═════ Records supplied ═════

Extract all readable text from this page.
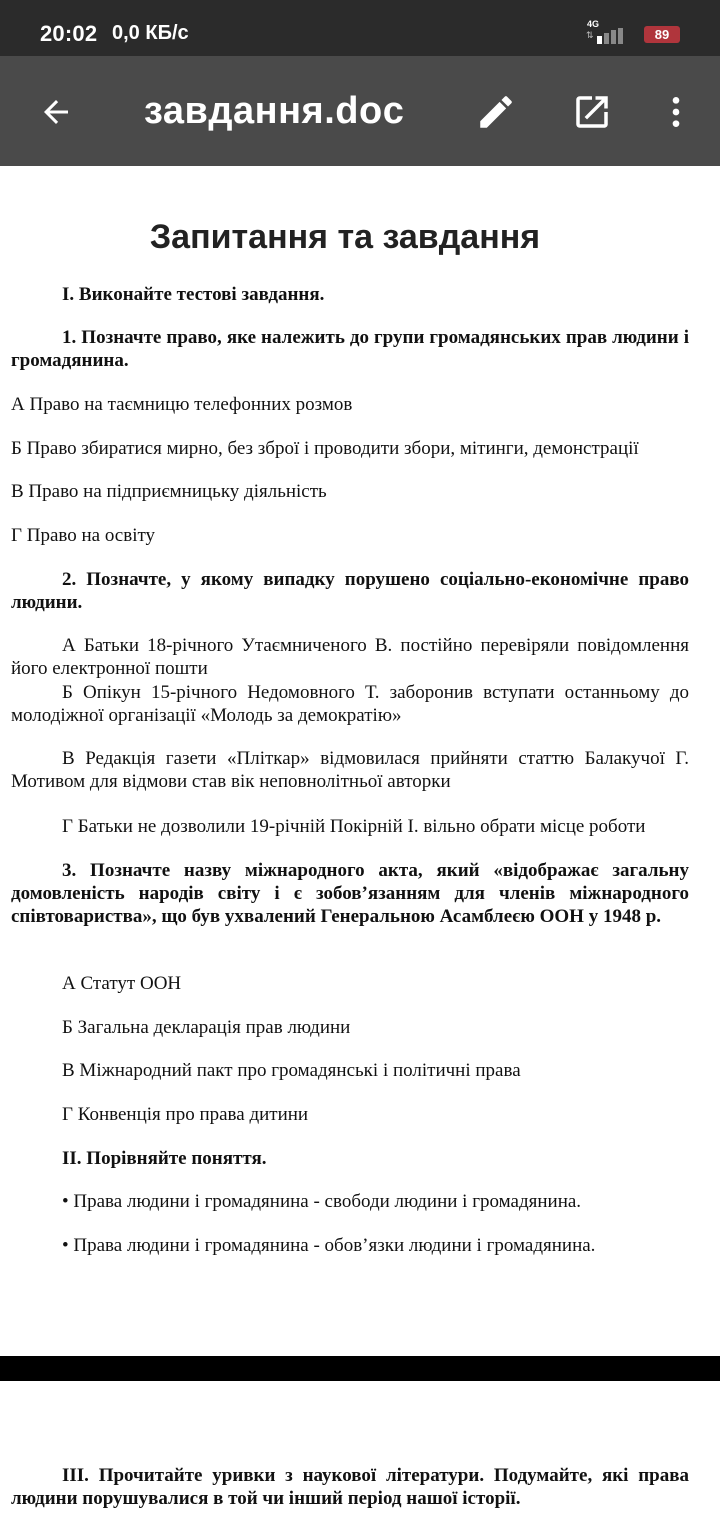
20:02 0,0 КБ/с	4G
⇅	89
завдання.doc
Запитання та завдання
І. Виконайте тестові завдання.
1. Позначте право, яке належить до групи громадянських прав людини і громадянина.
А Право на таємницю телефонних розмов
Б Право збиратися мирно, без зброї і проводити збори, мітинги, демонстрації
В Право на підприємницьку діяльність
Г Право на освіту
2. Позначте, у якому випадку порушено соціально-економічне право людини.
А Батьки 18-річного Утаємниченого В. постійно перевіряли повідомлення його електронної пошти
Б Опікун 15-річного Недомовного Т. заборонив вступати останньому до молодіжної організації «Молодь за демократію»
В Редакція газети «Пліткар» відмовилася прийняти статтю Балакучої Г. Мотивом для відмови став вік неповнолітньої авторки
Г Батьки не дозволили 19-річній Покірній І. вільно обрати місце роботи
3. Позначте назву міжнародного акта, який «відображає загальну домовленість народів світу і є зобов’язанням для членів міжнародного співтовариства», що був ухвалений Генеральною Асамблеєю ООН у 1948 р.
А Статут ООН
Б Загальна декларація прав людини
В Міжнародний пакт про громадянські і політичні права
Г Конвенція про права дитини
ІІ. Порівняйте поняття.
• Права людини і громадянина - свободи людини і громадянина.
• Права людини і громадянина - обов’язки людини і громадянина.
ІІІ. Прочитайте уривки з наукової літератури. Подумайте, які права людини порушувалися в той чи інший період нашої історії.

═════

Go through the listing above and write it out again exactly, dropping the pictures.

Extract all readable text from this page.
20:02 0,0 КБ/с	4G
⇅	89
завдання.doc
Запитання та завдання
І. Виконайте тестові завдання.
1. Позначте право, яке належить до групи громадянських прав людини і громадянина.
А Право на таємницю телефонних розмов
Б Право збиратися мирно, без зброї і проводити збори, мітинги, демонстрації
В Право на підприємницьку діяльність
Г Право на освіту
2. Позначте, у якому випадку порушено соціально-економічне право людини.
А Батьки 18-річного Утаємниченого В. постійно перевіряли повідомлення його електронної пошти
Б Опікун 15-річного Недомовного Т. заборонив вступати останньому до молодіжної організації «Молодь за демократію»
В Редакція газети «Пліткар» відмовилася прийняти статтю Балакучої Г. Мотивом для відмови став вік неповнолітньої авторки
Г Батьки не дозволили 19-річній Покірній І. вільно обрати місце роботи
3. Позначте назву міжнародного акта, який «відображає загальну домовленість народів світу і є зобов’язанням для членів міжнародного співтовариства», що був ухвалений Генеральною Асамблеєю ООН у 1948 р.
А Статут ООН
Б Загальна декларація прав людини
В Міжнародний пакт про громадянські і політичні права
Г Конвенція про права дитини
ІІ. Порівняйте поняття.
• Права людини і громадянина - свободи людини і громадянина.
• Права людини і громадянина - обов’язки людини і громадянина.
ІІІ. Прочитайте уривки з наукової літератури. Подумайте, які права людини порушувалися в той чи інший період нашої історії.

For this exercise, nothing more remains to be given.